## START Records shown

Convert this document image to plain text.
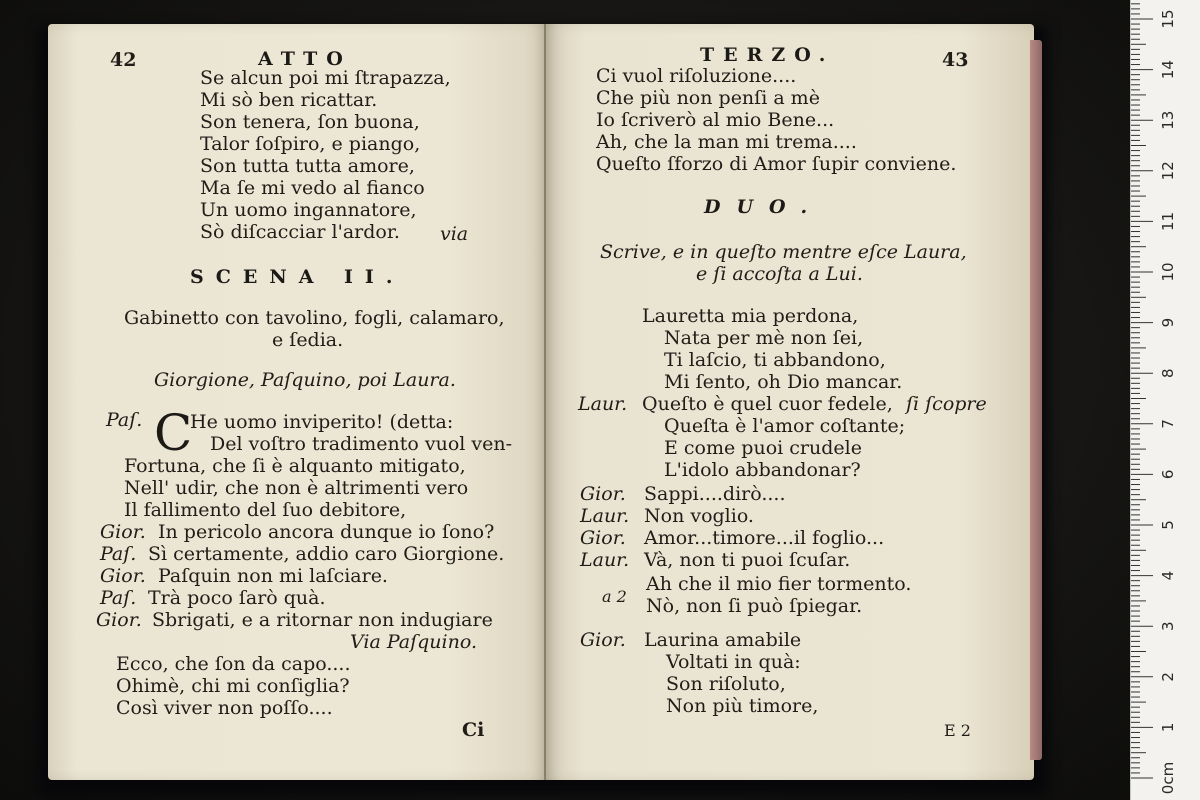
42	ATTO
Se alcun poi mi ſtrapazza,
Mi sò ben ricattar.
Son tenera, ſon buona,
Talor ſoſpiro, e piango,
Son tutta tutta amore,
Ma ſe mi vedo al fianco
Un uomo ingannatore,
Sò diſcacciar l'ardor. via
SCENA II.
Gabinetto con tavolino, fogli, calamaro,
e ſedia.
Giorgione, Paſquino, poi Laura.
Paſ. C
He uomo inviperito! (detta:
Del voſtro tradimento vuol ven-
Fortuna, che ſi è alquanto mitigato,
Nell' udir, che non è altrimenti vero
Il fallimento del ſuo debitore,
Gior. In pericolo ancora dunque io ſono?
Paſ. Sì certamente, addio caro Giorgione.
Gior. Paſquin non mi laſciare.
Paſ. Trà poco ſarò quà.
Gior. Sbrigati, e a ritornar non indugiare
Via Paſquino.
Ecco, che ſon da capo....
Ohimè, chi mi conſiglia?
Così viver non poſſo....
Ci
TERZO.	43
Ci vuol riſoluzione....
Che più non penſi a mè
Io ſcriverò al mio Bene...
Ah, che la man mi trema....
Queſto ſforzo di Amor ſupir conviene.
DUO.
Scrive, e in queſto mentre eſce Laura,
e ſi accoſta a Lui.
Lauretta mia perdona,
Nata per mè non ſei,
Ti laſcio, ti abbandono,
Mi ſento, oh Dio mancar.
Laur. Queſto è quel cuor fedele, ſi ſcopre
Queſta è l'amor coſtante;
E come puoi crudele
L'idolo abbandonar?
Gior. Sappi....dirò....
Laur. Non voglio.
Gior. Amor...timore...il foglio...
Laur. Và, non ti puoi ſcuſar.
a 2
Ah che il mio fier tormento.
Nò, non ſi può ſpiegar.
Gior. Laurina amabile
Voltati in quà:
Son riſoluto,
Non più timore,
E 2
0cm
1
2
3
4
5
6
7
8
9
10
11
12
13
14
15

## END Records shown

Look through the lines above and collect those with the word "Paſquino".

__Answer to the problem__.
Giorgione, Paſquino, poi Laura.
Via Paſquino.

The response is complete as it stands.